Scan the data. Collect each line that contains the word "Live".

=== Supplied data ===

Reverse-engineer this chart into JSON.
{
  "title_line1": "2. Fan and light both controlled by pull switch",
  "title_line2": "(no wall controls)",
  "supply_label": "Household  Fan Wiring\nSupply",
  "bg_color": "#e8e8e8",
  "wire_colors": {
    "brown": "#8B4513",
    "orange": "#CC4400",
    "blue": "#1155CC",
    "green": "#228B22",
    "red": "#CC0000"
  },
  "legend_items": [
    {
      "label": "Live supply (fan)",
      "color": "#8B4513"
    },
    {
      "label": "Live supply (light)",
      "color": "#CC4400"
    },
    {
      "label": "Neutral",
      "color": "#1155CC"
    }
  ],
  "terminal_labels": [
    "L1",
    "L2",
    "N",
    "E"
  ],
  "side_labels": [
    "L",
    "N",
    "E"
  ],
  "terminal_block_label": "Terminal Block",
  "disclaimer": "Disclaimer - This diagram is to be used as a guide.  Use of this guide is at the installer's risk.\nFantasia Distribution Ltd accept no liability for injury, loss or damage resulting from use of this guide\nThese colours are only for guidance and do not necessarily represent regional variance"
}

===

Exercise answer:
      "label": "Live supply (fan)",
      "label": "Live supply (light)",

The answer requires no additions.